## start Entries supplied

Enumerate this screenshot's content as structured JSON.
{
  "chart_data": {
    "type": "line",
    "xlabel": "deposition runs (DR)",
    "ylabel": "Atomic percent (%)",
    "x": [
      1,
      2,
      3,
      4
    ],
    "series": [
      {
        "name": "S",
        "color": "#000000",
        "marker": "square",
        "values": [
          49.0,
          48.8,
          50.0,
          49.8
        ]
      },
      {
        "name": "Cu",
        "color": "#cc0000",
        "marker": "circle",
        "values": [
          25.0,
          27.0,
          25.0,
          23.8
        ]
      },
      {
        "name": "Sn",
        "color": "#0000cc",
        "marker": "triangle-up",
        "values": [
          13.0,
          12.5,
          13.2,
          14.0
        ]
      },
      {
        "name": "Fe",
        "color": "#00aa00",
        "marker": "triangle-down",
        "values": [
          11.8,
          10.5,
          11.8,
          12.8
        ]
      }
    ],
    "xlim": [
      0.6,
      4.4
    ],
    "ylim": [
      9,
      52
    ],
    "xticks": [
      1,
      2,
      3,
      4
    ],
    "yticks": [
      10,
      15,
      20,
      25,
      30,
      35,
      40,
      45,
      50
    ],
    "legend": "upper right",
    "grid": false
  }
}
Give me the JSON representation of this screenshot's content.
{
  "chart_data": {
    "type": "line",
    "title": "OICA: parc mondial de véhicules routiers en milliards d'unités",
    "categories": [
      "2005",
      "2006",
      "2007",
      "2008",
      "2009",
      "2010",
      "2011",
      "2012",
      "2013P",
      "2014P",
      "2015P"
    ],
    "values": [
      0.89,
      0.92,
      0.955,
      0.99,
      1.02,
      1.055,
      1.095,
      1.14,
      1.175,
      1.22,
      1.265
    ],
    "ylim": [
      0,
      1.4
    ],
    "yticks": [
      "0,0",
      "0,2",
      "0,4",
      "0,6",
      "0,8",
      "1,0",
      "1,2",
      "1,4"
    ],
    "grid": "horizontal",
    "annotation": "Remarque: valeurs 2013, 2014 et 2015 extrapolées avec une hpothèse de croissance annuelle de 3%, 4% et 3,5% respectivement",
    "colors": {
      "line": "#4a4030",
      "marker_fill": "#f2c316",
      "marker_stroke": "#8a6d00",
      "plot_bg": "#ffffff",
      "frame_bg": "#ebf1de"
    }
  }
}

## end Entries supplied

> **Problem to work on**
Only the number is wanted: how many lines of the data contain the word "this"?

> **Answer for the task**
2